# TASK DESCRIPTION
Would you repeat the listing exactly but omit every picture?
━━━━━ DATA PROVIDED
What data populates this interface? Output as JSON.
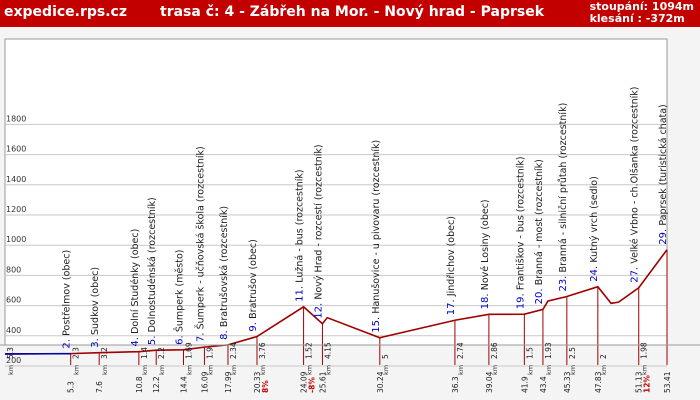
{
  "header": {
    "site": "expedice.rps.cz",
    "route": "trasa č: 4  -  Zábřeh na Mor. - Nový hrad - Paprsek",
    "ascent": "stoupání: 1094m",
    "descent": "klesání : -372m"
  },
  "colors": {
    "header": "#c20000",
    "profile": "#a00000",
    "flat": "#0000a0",
    "marker": "#0000c0",
    "grade": "#c00000",
    "grid": "#c8c8c8"
  },
  "chart_data": {
    "type": "line",
    "title": "",
    "xlabel": "",
    "ylabel": "",
    "ylim": [
      200,
      2000
    ],
    "xlim": [
      0,
      53.41
    ],
    "yticks": [
      200,
      400,
      600,
      800,
      1000,
      1200,
      1400,
      1600,
      1800
    ],
    "series": [
      {
        "x": [
          0,
          5.3,
          7.6,
          10.8,
          12.2,
          14.4,
          16.09,
          17.99,
          20.33,
          24.09,
          25.61,
          26.0,
          30.24,
          36.3,
          39.04,
          41.9,
          43.4,
          43.8,
          45.33,
          47.83,
          48.9,
          49.5,
          51.13,
          53.41
        ],
        "y": [
          280,
          282,
          288,
          295,
          305,
          307,
          325,
          340,
          395,
          592,
          480,
          520,
          387,
          503,
          542,
          543,
          575,
          630,
          660,
          725,
          615,
          623,
          718,
          970
        ]
      }
    ],
    "waypoints": [
      {
        "num": "",
        "name": "",
        "km": 0,
        "dist": "",
        "seg": "5.3"
      },
      {
        "num": "2.",
        "name": "Postřelmov (obec)",
        "km": 5.3,
        "dist": "5.3",
        "seg": "2.3"
      },
      {
        "num": "3.",
        "name": "Sudkov (obec)",
        "km": 7.6,
        "dist": "7.6",
        "seg": "3.2"
      },
      {
        "num": "4.",
        "name": "Dolní Studénky (obec)",
        "km": 10.8,
        "dist": "10.8",
        "seg": "1.4"
      },
      {
        "num": "5.",
        "name": "Dolnostudénská (rozcestník)",
        "km": 12.2,
        "dist": "12.2",
        "seg": "2.2"
      },
      {
        "num": "6.",
        "name": "Šumperk (město)",
        "km": 14.4,
        "dist": "14.4",
        "seg": "1.69"
      },
      {
        "num": "7.",
        "name": "Šumperk - učňovská škola (rozcestník)",
        "km": 16.09,
        "dist": "16.09",
        "seg": "1.9"
      },
      {
        "num": "8.",
        "name": "Bratrušovská (rozcestník)",
        "km": 17.99,
        "dist": "17.99",
        "seg": "2.34"
      },
      {
        "num": "9.",
        "name": "Bratrušov (obec)",
        "km": 20.33,
        "dist": "20.33",
        "seg": "3.76",
        "grade": "8%"
      },
      {
        "num": "11.",
        "name": "Lužná - bus (rozcestník)",
        "km": 24.09,
        "dist": "24.09",
        "seg": "1.52",
        "grade": "-8%"
      },
      {
        "num": "12.",
        "name": "Nový Hrad - rozcestí  (rozcestník)",
        "km": 25.61,
        "dist": "25.61",
        "seg": "4.15"
      },
      {
        "num": "15.",
        "name": "Hanušovice - u pivovaru (rozcestník)",
        "km": 30.24,
        "dist": "30.24",
        "seg": "5"
      },
      {
        "num": "17.",
        "name": "Jindřichov (obec)",
        "km": 36.3,
        "dist": "36.3",
        "seg": "2.74"
      },
      {
        "num": "18.",
        "name": "Nové Losiny (obec)",
        "km": 39.04,
        "dist": "39.04",
        "seg": "2.86"
      },
      {
        "num": "19.",
        "name": "Františkov - bus (rozcestník)",
        "km": 41.9,
        "dist": "41.9",
        "seg": "1.5"
      },
      {
        "num": "20.",
        "name": "Branná - most (rozcestník)",
        "km": 43.4,
        "dist": "43.4",
        "seg": "1.93"
      },
      {
        "num": "23.",
        "name": "Branná - silniční průtah (rozcestník)",
        "km": 45.33,
        "dist": "45.33",
        "seg": "2.5"
      },
      {
        "num": "24.",
        "name": "Kutný vrch (sedlo)",
        "km": 47.83,
        "dist": "47.83",
        "seg": "2"
      },
      {
        "num": "27.",
        "name": "Velké Vrbno - ch.Olšanka (rozcestník)",
        "km": 51.13,
        "dist": "51.13",
        "seg": "1.98",
        "grade": "12%"
      },
      {
        "num": "29.",
        "name": "Paprsek (turistická chata)",
        "km": 53.41,
        "dist": "53.41",
        "seg": ""
      }
    ],
    "km_label": "km"
  }
}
━━━━━━━━━━
# WORKED ANSWER
What data populates this interface? Output as JSON.
{
  "header": {
    "site": "expedice.rps.cz",
    "route": "trasa č: 4  -  Zábřeh na Mor. - Nový hrad - Paprsek",
    "ascent": "stoupání: 1094m",
    "descent": "klesání : -372m"
  },
  "colors": {
    "header": "#c20000",
    "profile": "#a00000",
    "flat": "#0000a0",
    "marker": "#0000c0",
    "grade": "#c00000",
    "grid": "#c8c8c8"
  },
  "chart_data": {
    "type": "line",
    "title": "",
    "xlabel": "",
    "ylabel": "",
    "ylim": [
      200,
      2000
    ],
    "xlim": [
      0,
      53.41
    ],
    "yticks": [
      200,
      400,
      600,
      800,
      1000,
      1200,
      1400,
      1600,
      1800
    ],
    "series": [
      {
        "x": [
          0,
          5.3,
          7.6,
          10.8,
          12.2,
          14.4,
          16.09,
          17.99,
          20.33,
          24.09,
          25.61,
          26.0,
          30.24,
          36.3,
          39.04,
          41.9,
          43.4,
          43.8,
          45.33,
          47.83,
          48.9,
          49.5,
          51.13,
          53.41
        ],
        "y": [
          280,
          282,
          288,
          295,
          305,
          307,
          325,
          340,
          395,
          592,
          480,
          520,
          387,
          503,
          542,
          543,
          575,
          630,
          660,
          725,
          615,
          623,
          718,
          970
        ]
      }
    ],
    "waypoints": [
      {
        "num": "",
        "name": "",
        "km": 0,
        "dist": "",
        "seg": "5.3"
      },
      {
        "num": "2.",
        "name": "Postřelmov (obec)",
        "km": 5.3,
        "dist": "5.3",
        "seg": "2.3"
      },
      {
        "num": "3.",
        "name": "Sudkov (obec)",
        "km": 7.6,
        "dist": "7.6",
        "seg": "3.2"
      },
      {
        "num": "4.",
        "name": "Dolní Studénky (obec)",
        "km": 10.8,
        "dist": "10.8",
        "seg": "1.4"
      },
      {
        "num": "5.",
        "name": "Dolnostudénská (rozcestník)",
        "km": 12.2,
        "dist": "12.2",
        "seg": "2.2"
      },
      {
        "num": "6.",
        "name": "Šumperk (město)",
        "km": 14.4,
        "dist": "14.4",
        "seg": "1.69"
      },
      {
        "num": "7.",
        "name": "Šumperk - učňovská škola (rozcestník)",
        "km": 16.09,
        "dist": "16.09",
        "seg": "1.9"
      },
      {
        "num": "8.",
        "name": "Bratrušovská (rozcestník)",
        "km": 17.99,
        "dist": "17.99",
        "seg": "2.34"
      },
      {
        "num": "9.",
        "name": "Bratrušov (obec)",
        "km": 20.33,
        "dist": "20.33",
        "seg": "3.76",
        "grade": "8%"
      },
      {
        "num": "11.",
        "name": "Lužná - bus (rozcestník)",
        "km": 24.09,
        "dist": "24.09",
        "seg": "1.52",
        "grade": "-8%"
      },
      {
        "num": "12.",
        "name": "Nový Hrad - rozcestí  (rozcestník)",
        "km": 25.61,
        "dist": "25.61",
        "seg": "4.15"
      },
      {
        "num": "15.",
        "name": "Hanušovice - u pivovaru (rozcestník)",
        "km": 30.24,
        "dist": "30.24",
        "seg": "5"
      },
      {
        "num": "17.",
        "name": "Jindřichov (obec)",
        "km": 36.3,
        "dist": "36.3",
        "seg": "2.74"
      },
      {
        "num": "18.",
        "name": "Nové Losiny (obec)",
        "km": 39.04,
        "dist": "39.04",
        "seg": "2.86"
      },
      {
        "num": "19.",
        "name": "Františkov - bus (rozcestník)",
        "km": 41.9,
        "dist": "41.9",
        "seg": "1.5"
      },
      {
        "num": "20.",
        "name": "Branná - most (rozcestník)",
        "km": 43.4,
        "dist": "43.4",
        "seg": "1.93"
      },
      {
        "num": "23.",
        "name": "Branná - silniční průtah (rozcestník)",
        "km": 45.33,
        "dist": "45.33",
        "seg": "2.5"
      },
      {
        "num": "24.",
        "name": "Kutný vrch (sedlo)",
        "km": 47.83,
        "dist": "47.83",
        "seg": "2"
      },
      {
        "num": "27.",
        "name": "Velké Vrbno - ch.Olšanka (rozcestník)",
        "km": 51.13,
        "dist": "51.13",
        "seg": "1.98",
        "grade": "12%"
      },
      {
        "num": "29.",
        "name": "Paprsek (turistická chata)",
        "km": 53.41,
        "dist": "53.41",
        "seg": ""
      }
    ],
    "km_label": "km"
  }
}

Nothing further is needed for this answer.